- [Task description]: Give the number of lines in the data that hold the word "sociales", and nothing else.

- [Record list]:
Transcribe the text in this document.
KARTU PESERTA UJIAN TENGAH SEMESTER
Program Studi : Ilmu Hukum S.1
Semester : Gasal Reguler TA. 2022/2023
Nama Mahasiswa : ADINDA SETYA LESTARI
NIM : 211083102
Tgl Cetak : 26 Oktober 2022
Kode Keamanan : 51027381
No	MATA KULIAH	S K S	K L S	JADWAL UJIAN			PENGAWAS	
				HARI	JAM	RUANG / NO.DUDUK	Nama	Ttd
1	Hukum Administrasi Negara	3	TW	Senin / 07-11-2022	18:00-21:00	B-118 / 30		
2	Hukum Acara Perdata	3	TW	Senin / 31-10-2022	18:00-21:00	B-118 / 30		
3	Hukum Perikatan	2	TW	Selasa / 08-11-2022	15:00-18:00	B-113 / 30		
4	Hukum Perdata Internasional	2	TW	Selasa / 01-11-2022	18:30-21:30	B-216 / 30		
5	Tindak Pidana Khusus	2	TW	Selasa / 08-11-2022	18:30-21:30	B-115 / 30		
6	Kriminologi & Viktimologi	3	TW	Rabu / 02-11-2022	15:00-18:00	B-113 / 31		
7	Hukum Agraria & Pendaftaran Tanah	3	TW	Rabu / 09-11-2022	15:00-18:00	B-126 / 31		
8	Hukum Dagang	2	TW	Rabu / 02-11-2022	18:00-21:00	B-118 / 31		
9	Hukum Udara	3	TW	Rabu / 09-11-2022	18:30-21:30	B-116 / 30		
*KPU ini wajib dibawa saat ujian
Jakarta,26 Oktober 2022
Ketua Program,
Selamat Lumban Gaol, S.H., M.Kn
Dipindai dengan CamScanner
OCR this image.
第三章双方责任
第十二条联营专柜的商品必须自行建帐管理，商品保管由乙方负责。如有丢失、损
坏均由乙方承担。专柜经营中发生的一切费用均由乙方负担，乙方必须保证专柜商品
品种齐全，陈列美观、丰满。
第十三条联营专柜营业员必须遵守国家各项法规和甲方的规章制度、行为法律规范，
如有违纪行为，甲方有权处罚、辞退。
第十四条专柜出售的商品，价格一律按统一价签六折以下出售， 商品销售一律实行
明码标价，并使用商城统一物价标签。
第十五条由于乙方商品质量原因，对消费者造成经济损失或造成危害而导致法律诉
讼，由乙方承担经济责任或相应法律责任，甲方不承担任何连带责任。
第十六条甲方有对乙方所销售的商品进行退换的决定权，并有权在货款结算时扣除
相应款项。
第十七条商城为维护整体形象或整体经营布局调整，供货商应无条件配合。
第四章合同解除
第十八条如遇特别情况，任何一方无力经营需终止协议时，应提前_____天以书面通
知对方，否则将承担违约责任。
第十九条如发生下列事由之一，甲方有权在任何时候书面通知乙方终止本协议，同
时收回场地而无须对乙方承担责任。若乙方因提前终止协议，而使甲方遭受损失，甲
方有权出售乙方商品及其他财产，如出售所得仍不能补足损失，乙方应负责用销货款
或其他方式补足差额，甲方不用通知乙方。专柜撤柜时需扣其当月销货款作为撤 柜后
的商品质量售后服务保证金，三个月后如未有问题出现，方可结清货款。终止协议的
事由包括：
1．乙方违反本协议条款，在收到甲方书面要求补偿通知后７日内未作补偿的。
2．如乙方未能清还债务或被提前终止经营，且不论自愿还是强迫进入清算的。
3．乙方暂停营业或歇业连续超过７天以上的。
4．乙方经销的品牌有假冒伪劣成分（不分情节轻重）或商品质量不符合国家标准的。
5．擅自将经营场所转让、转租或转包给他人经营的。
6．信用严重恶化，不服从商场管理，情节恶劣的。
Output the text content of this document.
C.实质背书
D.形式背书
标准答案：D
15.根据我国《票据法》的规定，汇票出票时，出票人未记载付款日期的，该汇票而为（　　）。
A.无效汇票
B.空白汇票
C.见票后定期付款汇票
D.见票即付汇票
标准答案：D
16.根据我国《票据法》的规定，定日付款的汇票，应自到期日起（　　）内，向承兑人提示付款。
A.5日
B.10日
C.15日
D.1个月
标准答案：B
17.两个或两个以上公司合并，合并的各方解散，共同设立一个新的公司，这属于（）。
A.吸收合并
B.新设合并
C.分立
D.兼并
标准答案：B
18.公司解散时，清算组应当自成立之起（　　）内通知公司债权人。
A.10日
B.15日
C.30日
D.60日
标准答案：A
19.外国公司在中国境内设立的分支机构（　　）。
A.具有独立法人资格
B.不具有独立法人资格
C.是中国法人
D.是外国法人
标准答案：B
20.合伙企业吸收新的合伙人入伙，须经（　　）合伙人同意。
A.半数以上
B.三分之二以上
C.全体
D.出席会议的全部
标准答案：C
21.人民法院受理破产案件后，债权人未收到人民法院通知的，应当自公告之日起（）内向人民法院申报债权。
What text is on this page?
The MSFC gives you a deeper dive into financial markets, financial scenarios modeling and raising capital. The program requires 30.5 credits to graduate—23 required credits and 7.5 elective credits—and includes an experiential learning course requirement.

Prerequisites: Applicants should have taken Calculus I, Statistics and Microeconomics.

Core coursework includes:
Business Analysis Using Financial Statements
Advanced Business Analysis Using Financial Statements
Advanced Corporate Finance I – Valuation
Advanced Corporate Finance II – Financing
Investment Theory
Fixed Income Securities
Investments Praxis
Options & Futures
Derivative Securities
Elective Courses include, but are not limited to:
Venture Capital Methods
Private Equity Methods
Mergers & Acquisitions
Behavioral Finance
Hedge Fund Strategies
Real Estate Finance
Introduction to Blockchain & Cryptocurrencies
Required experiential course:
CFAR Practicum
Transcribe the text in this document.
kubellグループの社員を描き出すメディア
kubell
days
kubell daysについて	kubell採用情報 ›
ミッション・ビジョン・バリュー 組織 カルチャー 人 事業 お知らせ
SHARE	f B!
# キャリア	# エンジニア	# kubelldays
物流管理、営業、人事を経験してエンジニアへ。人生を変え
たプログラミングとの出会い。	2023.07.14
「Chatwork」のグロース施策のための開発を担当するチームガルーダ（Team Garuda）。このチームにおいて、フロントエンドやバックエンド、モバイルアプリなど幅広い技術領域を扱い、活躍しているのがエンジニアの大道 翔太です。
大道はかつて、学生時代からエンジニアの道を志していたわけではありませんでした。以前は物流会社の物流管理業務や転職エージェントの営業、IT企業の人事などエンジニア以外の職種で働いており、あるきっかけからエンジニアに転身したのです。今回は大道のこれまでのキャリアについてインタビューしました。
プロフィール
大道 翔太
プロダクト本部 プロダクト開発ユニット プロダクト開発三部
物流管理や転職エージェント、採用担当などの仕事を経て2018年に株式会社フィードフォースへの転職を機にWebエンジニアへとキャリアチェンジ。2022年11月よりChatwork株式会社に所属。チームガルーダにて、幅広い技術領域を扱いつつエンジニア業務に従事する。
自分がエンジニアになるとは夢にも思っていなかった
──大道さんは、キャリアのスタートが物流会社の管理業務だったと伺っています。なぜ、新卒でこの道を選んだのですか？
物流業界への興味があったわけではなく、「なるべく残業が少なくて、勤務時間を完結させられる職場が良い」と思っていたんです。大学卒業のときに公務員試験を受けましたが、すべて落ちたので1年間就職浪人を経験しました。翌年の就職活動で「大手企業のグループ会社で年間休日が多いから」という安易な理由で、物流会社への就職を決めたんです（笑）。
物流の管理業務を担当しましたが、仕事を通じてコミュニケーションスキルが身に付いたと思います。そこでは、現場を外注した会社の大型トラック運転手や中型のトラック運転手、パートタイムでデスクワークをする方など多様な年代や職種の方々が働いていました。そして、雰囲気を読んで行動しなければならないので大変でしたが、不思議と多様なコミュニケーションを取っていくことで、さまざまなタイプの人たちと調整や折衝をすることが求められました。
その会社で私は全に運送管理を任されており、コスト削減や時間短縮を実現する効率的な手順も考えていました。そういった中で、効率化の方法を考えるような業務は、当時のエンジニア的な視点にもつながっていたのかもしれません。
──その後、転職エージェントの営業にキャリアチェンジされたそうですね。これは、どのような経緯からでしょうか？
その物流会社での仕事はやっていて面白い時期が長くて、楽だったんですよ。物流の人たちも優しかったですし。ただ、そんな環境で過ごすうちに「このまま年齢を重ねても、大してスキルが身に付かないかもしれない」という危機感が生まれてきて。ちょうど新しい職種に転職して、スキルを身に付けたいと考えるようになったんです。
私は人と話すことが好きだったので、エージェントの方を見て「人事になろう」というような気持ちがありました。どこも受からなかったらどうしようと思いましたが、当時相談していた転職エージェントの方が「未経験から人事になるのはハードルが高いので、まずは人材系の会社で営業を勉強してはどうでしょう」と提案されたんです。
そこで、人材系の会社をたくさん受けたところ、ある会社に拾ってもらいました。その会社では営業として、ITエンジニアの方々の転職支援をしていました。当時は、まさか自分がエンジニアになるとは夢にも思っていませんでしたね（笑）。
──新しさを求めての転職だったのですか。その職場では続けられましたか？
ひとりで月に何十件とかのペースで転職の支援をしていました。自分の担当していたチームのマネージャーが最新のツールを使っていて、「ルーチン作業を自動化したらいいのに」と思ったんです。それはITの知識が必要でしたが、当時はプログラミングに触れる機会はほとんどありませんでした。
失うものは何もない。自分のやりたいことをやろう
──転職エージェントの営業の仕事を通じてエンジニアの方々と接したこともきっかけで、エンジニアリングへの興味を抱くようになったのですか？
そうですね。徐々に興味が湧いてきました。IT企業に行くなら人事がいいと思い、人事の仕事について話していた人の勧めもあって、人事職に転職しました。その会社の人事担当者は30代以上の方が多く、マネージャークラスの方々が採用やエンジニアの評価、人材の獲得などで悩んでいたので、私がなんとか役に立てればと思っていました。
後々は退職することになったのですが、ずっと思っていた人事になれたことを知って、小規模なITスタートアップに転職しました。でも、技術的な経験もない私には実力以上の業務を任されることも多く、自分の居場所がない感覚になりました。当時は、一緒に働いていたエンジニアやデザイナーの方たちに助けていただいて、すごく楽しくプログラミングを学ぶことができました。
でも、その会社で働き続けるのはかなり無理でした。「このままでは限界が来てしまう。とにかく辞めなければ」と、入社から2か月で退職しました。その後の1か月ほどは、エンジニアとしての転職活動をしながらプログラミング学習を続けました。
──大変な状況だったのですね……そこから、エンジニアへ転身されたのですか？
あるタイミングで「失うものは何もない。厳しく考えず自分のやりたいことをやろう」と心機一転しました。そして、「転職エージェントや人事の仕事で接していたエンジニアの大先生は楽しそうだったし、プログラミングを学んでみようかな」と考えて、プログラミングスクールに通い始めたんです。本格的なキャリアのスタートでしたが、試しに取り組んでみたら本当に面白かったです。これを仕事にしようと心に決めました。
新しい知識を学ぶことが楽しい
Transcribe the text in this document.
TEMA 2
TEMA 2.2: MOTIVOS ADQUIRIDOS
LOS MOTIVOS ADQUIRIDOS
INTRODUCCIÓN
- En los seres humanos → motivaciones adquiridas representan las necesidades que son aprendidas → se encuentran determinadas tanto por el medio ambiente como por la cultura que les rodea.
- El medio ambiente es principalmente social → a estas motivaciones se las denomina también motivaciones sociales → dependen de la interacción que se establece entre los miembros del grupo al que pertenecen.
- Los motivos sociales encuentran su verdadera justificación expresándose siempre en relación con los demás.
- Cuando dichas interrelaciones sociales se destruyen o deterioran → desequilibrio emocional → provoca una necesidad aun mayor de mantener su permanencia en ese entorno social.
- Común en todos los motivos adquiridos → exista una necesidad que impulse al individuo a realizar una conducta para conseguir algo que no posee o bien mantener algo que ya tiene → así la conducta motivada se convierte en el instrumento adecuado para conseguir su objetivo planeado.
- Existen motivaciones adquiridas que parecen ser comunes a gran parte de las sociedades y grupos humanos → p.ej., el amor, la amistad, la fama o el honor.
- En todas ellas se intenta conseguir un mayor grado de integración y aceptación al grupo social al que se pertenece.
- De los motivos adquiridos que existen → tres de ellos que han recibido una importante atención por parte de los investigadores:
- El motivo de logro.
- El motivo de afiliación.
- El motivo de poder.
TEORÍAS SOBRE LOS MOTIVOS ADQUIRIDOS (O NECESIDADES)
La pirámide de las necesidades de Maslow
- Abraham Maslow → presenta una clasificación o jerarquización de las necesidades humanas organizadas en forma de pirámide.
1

- [Reply to the task]: 3